═══ MATERIAL PROVIDED ═══

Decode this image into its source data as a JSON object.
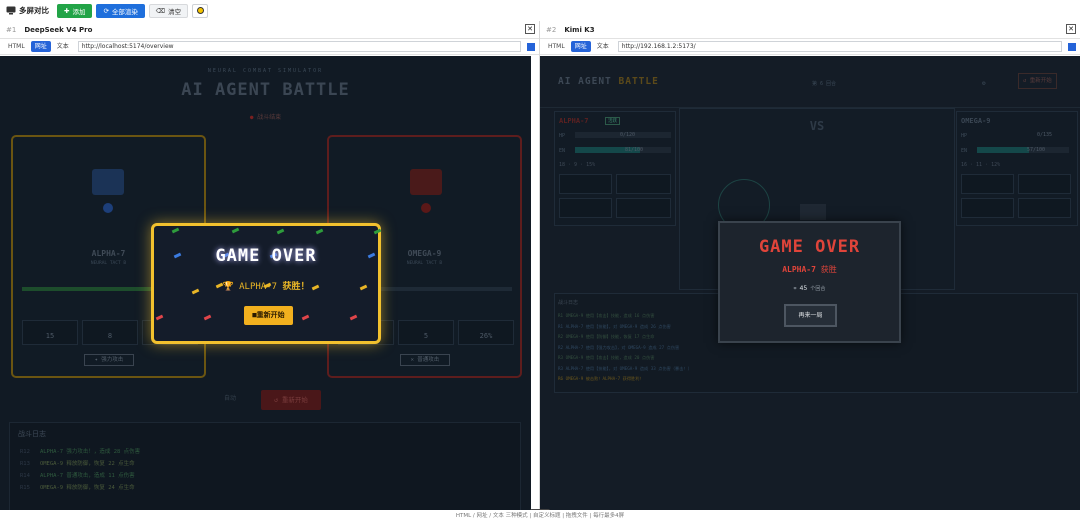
{
  "toolbar": {
    "title": "多屏对比",
    "add_label": "添加",
    "refresh_all_label": "全部渲染",
    "clear_label": "清空",
    "monitor_icon": "monitor-icon",
    "theme_icon": "sun-icon"
  },
  "panes": [
    {
      "num": "#1",
      "model": "DeepSeek V4 Pro",
      "modes": [
        "HTML",
        "网址",
        "文本"
      ],
      "active_mode": "网址",
      "url": "http://localhost:5174/overview",
      "app": {
        "subtitle": "NEURAL COMBAT SIMULATOR",
        "title": "AI AGENT BATTLE",
        "status": "战斗结束",
        "left_name": "ALPHA-7",
        "left_class": "NEURAL TACT B",
        "right_name": "OMEGA-9",
        "right_class": "NEURAL TACT B",
        "left_stats": [
          "15",
          "8",
          "",
          ""
        ],
        "right_stats": [
          "",
          "5",
          "26%"
        ],
        "left_skill": "强力攻击",
        "right_skill": "普通攻击",
        "auto_label": "自动",
        "restart_label": "重新开始",
        "log_title": "战斗日志",
        "log_lines": [
          {
            "turn": "R12",
            "text": "ALPHA-7 强力攻击！，造成 28 点伤害"
          },
          {
            "turn": "R13",
            "text": "OMEGA-9 释放防御，恢复 22 点生命"
          },
          {
            "turn": "R14",
            "text": "ALPHA-7 普通攻击，造成 11 点伤害"
          },
          {
            "turn": "R15",
            "text": "OMEGA-9 释放防御，恢复 24 点生命"
          }
        ],
        "modal": {
          "title": "GAME OVER",
          "winner": "ALPHA-7",
          "win_word": "获胜！",
          "button": "重新开始",
          "trophy_icon": "trophy-icon",
          "accent": "#f2c12e"
        }
      }
    },
    {
      "num": "#2",
      "model": "Kimi K3",
      "modes": [
        "HTML",
        "网址",
        "文本"
      ],
      "active_mode": "网址",
      "url": "http://192.168.1.2:5173/",
      "app": {
        "title_a": "AI AGENT",
        "title_b": "BATTLE",
        "round": "第 6 回合",
        "start_label": "重新开始",
        "vs": "VS",
        "left_name": "ALPHA-7",
        "left_tag": "活跃",
        "left_hp_label": "HP",
        "left_hp": "0/120",
        "left_en_label": "EN",
        "left_en": "81/100",
        "left_stats_line": "18 · 9 · 15%",
        "right_name": "OMEGA-9",
        "right_hp_label": "HP",
        "right_hp": "0/135",
        "right_en_label": "EN",
        "right_en": "57/100",
        "right_stats_line": "16 · 11 · 12%",
        "log_title": "战斗日志",
        "log_lines": [
          "R1 OMEGA-9 使用【攻击】技能，造成 16 点伤害",
          "R1 ALPHA-7 使用【技能】，对 OMEGA-9 造成 26 点伤害",
          "R2 OMEGA-9 使用【防御】技能，恢复 17 点生命",
          "R2 ALPHA-7 使用【强力攻击】，对 OMEGA-9 造成 27 点伤害",
          "R3 OMEGA-9 使用【攻击】技能，造成 20 点伤害",
          "R3 ALPHA-7 使用【技能】，对 OMEGA-9 造成 33 点伤害（暴击！）",
          "R6 OMEGA-9 被击败！ALPHA-7 获得胜利！"
        ],
        "modal": {
          "title": "GAME OVER",
          "winner": "ALPHA-7",
          "win_word": "获胜",
          "rounds_num": "45",
          "rounds_label": "个回合",
          "button": "再来一局",
          "accent": "#e0443a"
        }
      }
    }
  ],
  "footer": "HTML / 网址 / 文本 三种模式 | 自定义标题 | 拖拽文件 | 每行最多4屏"
}
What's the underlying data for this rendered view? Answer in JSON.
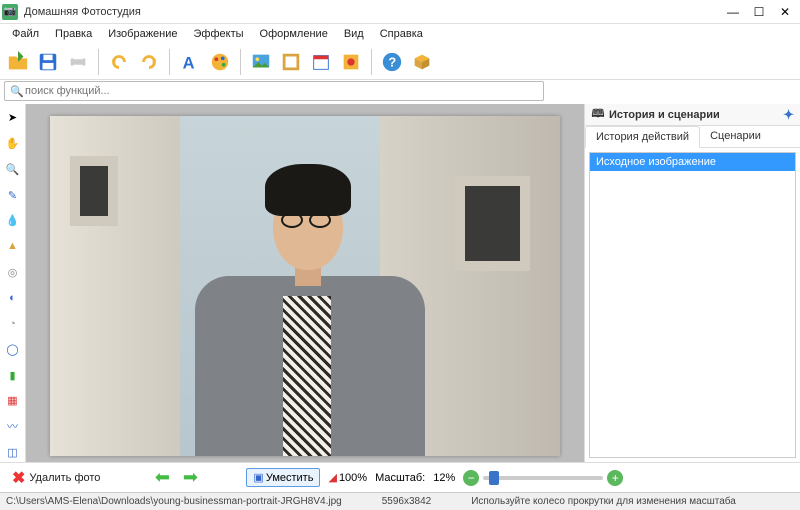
{
  "app": {
    "title": "Домашняя Фотостудия"
  },
  "menu": [
    "Файл",
    "Правка",
    "Изображение",
    "Эффекты",
    "Оформление",
    "Вид",
    "Справка"
  ],
  "search": {
    "placeholder": "поиск функций..."
  },
  "panel": {
    "title": "История и сценарии",
    "tab_history": "История действий",
    "tab_scenarios": "Сценарии",
    "item": "Исходное изображение"
  },
  "bottom": {
    "delete": "Удалить фото",
    "fit": "Уместить",
    "pct": "100%",
    "scale_label": "Масштаб:",
    "scale_value": "12%"
  },
  "status": {
    "path": "C:\\Users\\AMS-Elena\\Downloads\\young-businessman-portrait-JRGH8V4.jpg",
    "dims": "5596x3842",
    "hint": "Используйте колесо прокрутки для изменения масштаба"
  },
  "icons": {
    "open": "open",
    "save": "save",
    "print": "print",
    "undo": "undo",
    "redo": "redo",
    "text": "text",
    "palette": "palette",
    "image": "image",
    "frame": "frame",
    "calendar": "calendar",
    "effect": "effect",
    "help": "help",
    "box": "box"
  }
}
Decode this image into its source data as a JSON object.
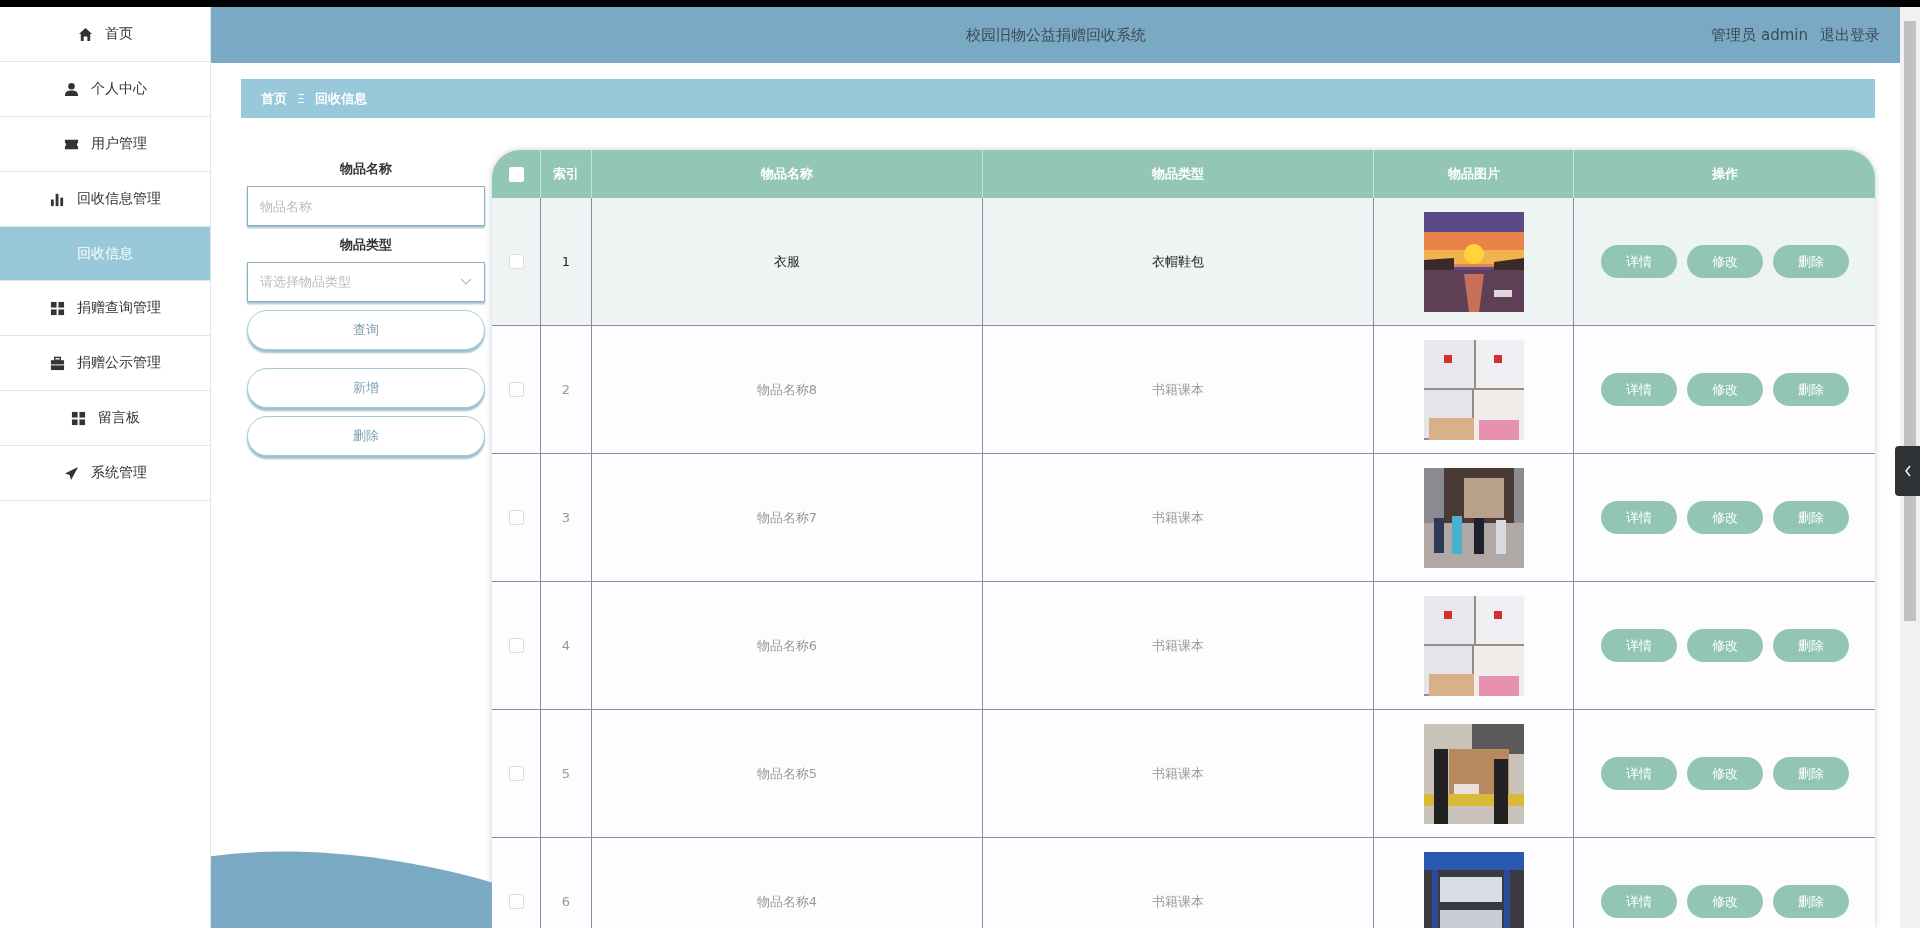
{
  "sidebar": {
    "items": [
      {
        "kind": "menu",
        "label": "首页",
        "selected": false
      },
      {
        "kind": "menu",
        "label": "个人中心",
        "selected": false
      },
      {
        "kind": "menu",
        "label": "用户管理",
        "selected": false
      },
      {
        "kind": "menu",
        "label": "回收信息管理",
        "selected": false
      },
      {
        "kind": "sub",
        "label": "回收信息",
        "selected": true
      },
      {
        "kind": "menu",
        "label": "捐赠查询管理",
        "selected": false
      },
      {
        "kind": "menu",
        "label": "捐赠公示管理",
        "selected": false
      },
      {
        "kind": "menu",
        "label": "留言板",
        "selected": false
      },
      {
        "kind": "menu",
        "label": "系统管理",
        "selected": false
      }
    ]
  },
  "header": {
    "title": "校园旧物公益捐赠回收系统",
    "user": "管理员 admin",
    "logout": "退出登录"
  },
  "breadcrumb": {
    "home": "首页",
    "separator": "Ξ",
    "current": "回收信息"
  },
  "search_form": {
    "name_label": "物品名称",
    "name_placeholder": "物品名称",
    "type_label": "物品类型",
    "type_placeholder": "请选择物品类型",
    "query_button": "查询",
    "add_button": "新增",
    "delete_button": "删除"
  },
  "table": {
    "columns": [
      "索引",
      "物品名称",
      "物品类型",
      "物品图片",
      "操作"
    ],
    "select_all_checked": false,
    "rows": [
      {
        "index": "1",
        "name": "衣服",
        "type": "衣帽鞋包",
        "checked": false,
        "hovered": true,
        "actions": [
          "详情",
          "修改",
          "删除"
        ]
      },
      {
        "index": "2",
        "name": "物品名称8",
        "type": "书籍课本",
        "checked": false,
        "hovered": false,
        "actions": [
          "详情",
          "修改",
          "删除"
        ]
      },
      {
        "index": "3",
        "name": "物品名称7",
        "type": "书籍课本",
        "checked": false,
        "hovered": false,
        "actions": [
          "详情",
          "修改",
          "删除"
        ]
      },
      {
        "index": "4",
        "name": "物品名称6",
        "type": "书籍课本",
        "checked": false,
        "hovered": false,
        "actions": [
          "详情",
          "修改",
          "删除"
        ]
      },
      {
        "index": "5",
        "name": "物品名称5",
        "type": "书籍课本",
        "checked": false,
        "hovered": false,
        "actions": [
          "详情",
          "修改",
          "删除"
        ]
      },
      {
        "index": "6",
        "name": "物品名称4",
        "type": "书籍课本",
        "checked": false,
        "hovered": false,
        "actions": [
          "详情",
          "修改",
          "删除"
        ]
      }
    ]
  }
}
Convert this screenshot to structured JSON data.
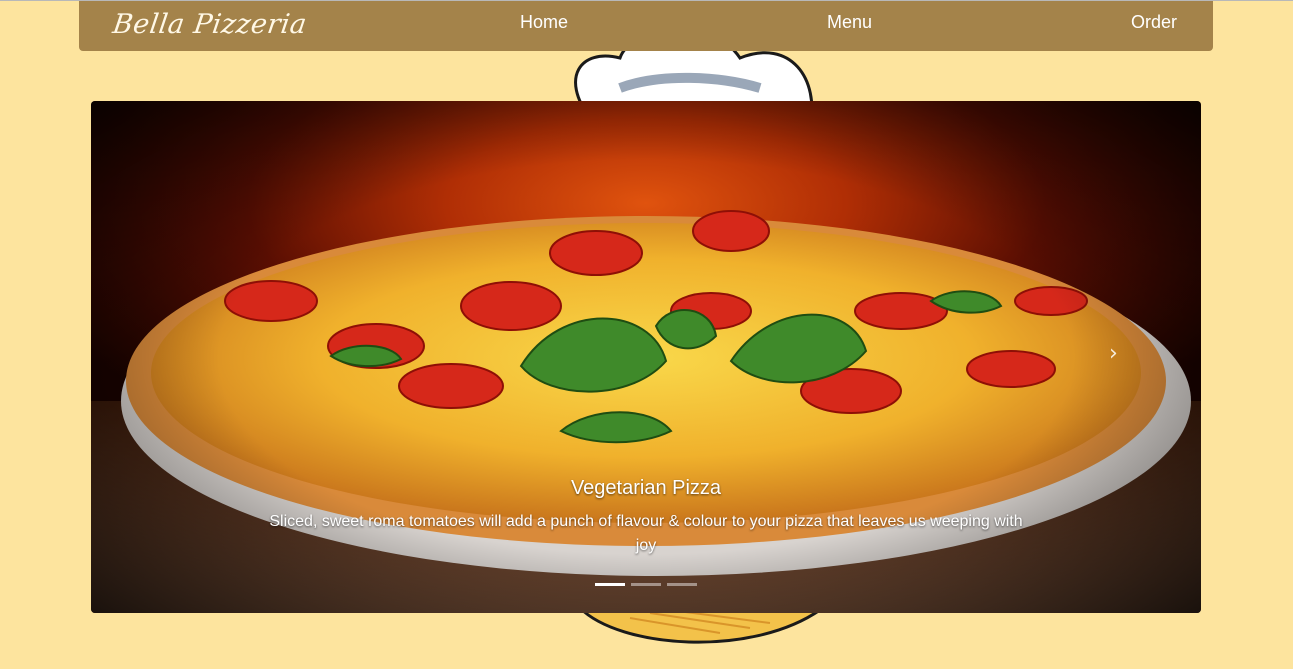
{
  "brand": {
    "name": "Bella Pizzeria"
  },
  "nav": {
    "items": [
      {
        "label": "Home"
      },
      {
        "label": "Menu"
      },
      {
        "label": "Order"
      }
    ]
  },
  "carousel": {
    "slides": [
      {
        "title": "Vegetarian Pizza",
        "text": "Sliced, sweet roma tomatoes will add a punch of flavour & colour to your pizza that leaves us weeping with joy",
        "active": true
      },
      {
        "active": false
      },
      {
        "active": false
      }
    ],
    "controls": {
      "prev_icon": "chevron-left-icon",
      "next_icon": "chevron-right-icon",
      "next_glyph": "›",
      "prev_glyph": "‹"
    }
  },
  "colors": {
    "page_background": "#fde49e",
    "navbar": "#a4834a",
    "nav_text": "#ffffff"
  }
}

═══

• YOUR TASK: Scan the material for lines with the word "JSON", and copy each line you find.

• SOLUTION FOR THIS TASK:
Decode this image into its source data as a JSON object.
What's the underlying data for this rendered view? Answer in JSON.
Decode this image into its source data as a JSON object.
Convert this screenshot to structured JSON data.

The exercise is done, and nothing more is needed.